_What is needed_
Exactly as written, quote every line that follows, skipping the images.

____ Records for this exercise

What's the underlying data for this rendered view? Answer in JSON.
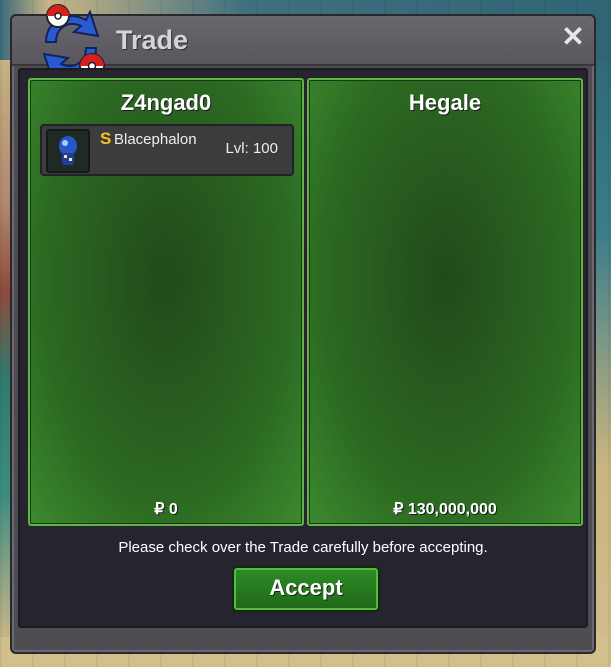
{
  "window": {
    "title": "Trade"
  },
  "left_player": {
    "name": "Z4ngad0",
    "money": "₽ 0",
    "items": [
      {
        "shiny_badge": "S",
        "name": "Blacephalon",
        "level": "Lvl: 100",
        "icon": "blacephalon-sprite-icon"
      }
    ]
  },
  "right_player": {
    "name": "Hegale",
    "money": "₽ 130,000,000"
  },
  "footer": {
    "notice": "Please check over the Trade carefully before accepting.",
    "accept_label": "Accept"
  },
  "colors": {
    "panel_green": "#2c6a22",
    "panel_border": "#62b445",
    "window_bg": "#4f4c53",
    "shiny_gold": "#f2c12e"
  }
}
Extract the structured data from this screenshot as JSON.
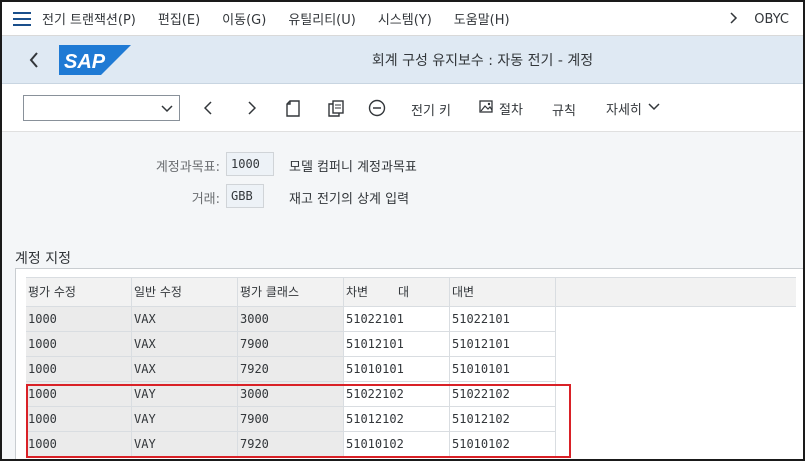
{
  "menubar": {
    "items": [
      "전기 트랜잭션(P)",
      "편집(E)",
      "이동(G)",
      "유틸리티(U)",
      "시스템(Y)",
      "도움말(H)"
    ],
    "system_id": "OBYC"
  },
  "header": {
    "title": "회계 구성 유지보수 : 자동 전기 - 계정",
    "logo_text": "SAP"
  },
  "toolbar": {
    "posting_key": "전기 키",
    "procedure": "절차",
    "rules": "규칙",
    "more": "자세히"
  },
  "form": {
    "coa_label": "계정과목표:",
    "coa_value": "1000",
    "coa_desc": "모델 컴퍼니 계정과목표",
    "txn_label": "거래:",
    "txn_value": "GBB",
    "txn_desc": "재고 전기의 상계 입력"
  },
  "section": {
    "title": "계정 지정"
  },
  "table": {
    "headers": [
      "평가 수정",
      "일반 수정",
      "평가 클래스",
      "차변",
      "대",
      "대변"
    ],
    "rows": [
      [
        "1000",
        "VAX",
        "3000",
        "51022101",
        "51022101"
      ],
      [
        "1000",
        "VAX",
        "7900",
        "51012101",
        "51012101"
      ],
      [
        "1000",
        "VAX",
        "7920",
        "51010101",
        "51010101"
      ],
      [
        "1000",
        "VAY",
        "3000",
        "51022102",
        "51022102"
      ],
      [
        "1000",
        "VAY",
        "7900",
        "51012102",
        "51012102"
      ],
      [
        "1000",
        "VAY",
        "7920",
        "51010102",
        "51010102"
      ]
    ]
  },
  "colors": {
    "highlight": "#d92127",
    "header_bg": "#dfe9f3",
    "logo_blue": "#1f7ad4"
  }
}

________

_Solved problem_
What's the underlying data for this rendered view? Answer in JSON.
{
  "window": {
    "title": "Trade"
  },
  "left_player": {
    "name": "Z4ngad0",
    "money": "₽ 0",
    "items": [
      {
        "shiny_badge": "S",
        "name": "Blacephalon",
        "level": "Lvl: 100",
        "icon": "blacephalon-sprite-icon"
      }
    ]
  },
  "right_player": {
    "name": "Hegale",
    "money": "₽ 130,000,000"
  },
  "footer": {
    "notice": "Please check over the Trade carefully before accepting.",
    "accept_label": "Accept"
  },
  "colors": {
    "panel_green": "#2c6a22",
    "panel_border": "#62b445",
    "window_bg": "#4f4c53",
    "shiny_gold": "#f2c12e"
  }
}
Extract the structured data from this screenshot as JSON.
{
  "menubar": {
    "items": [
      "전기 트랜잭션(P)",
      "편집(E)",
      "이동(G)",
      "유틸리티(U)",
      "시스템(Y)",
      "도움말(H)"
    ],
    "system_id": "OBYC"
  },
  "header": {
    "title": "회계 구성 유지보수 : 자동 전기 - 계정",
    "logo_text": "SAP"
  },
  "toolbar": {
    "posting_key": "전기 키",
    "procedure": "절차",
    "rules": "규칙",
    "more": "자세히"
  },
  "form": {
    "coa_label": "계정과목표:",
    "coa_value": "1000",
    "coa_desc": "모델 컴퍼니 계정과목표",
    "txn_label": "거래:",
    "txn_value": "GBB",
    "txn_desc": "재고 전기의 상계 입력"
  },
  "section": {
    "title": "계정 지정"
  },
  "table": {
    "headers": [
      "평가 수정",
      "일반 수정",
      "평가 클래스",
      "차변",
      "대",
      "대변"
    ],
    "rows": [
      [
        "1000",
        "VAX",
        "3000",
        "51022101",
        "51022101"
      ],
      [
        "1000",
        "VAX",
        "7900",
        "51012101",
        "51012101"
      ],
      [
        "1000",
        "VAX",
        "7920",
        "51010101",
        "51010101"
      ],
      [
        "1000",
        "VAY",
        "3000",
        "51022102",
        "51022102"
      ],
      [
        "1000",
        "VAY",
        "7900",
        "51012102",
        "51012102"
      ],
      [
        "1000",
        "VAY",
        "7920",
        "51010102",
        "51010102"
      ]
    ]
  },
  "colors": {
    "highlight": "#d92127",
    "header_bg": "#dfe9f3",
    "logo_blue": "#1f7ad4"
  }
}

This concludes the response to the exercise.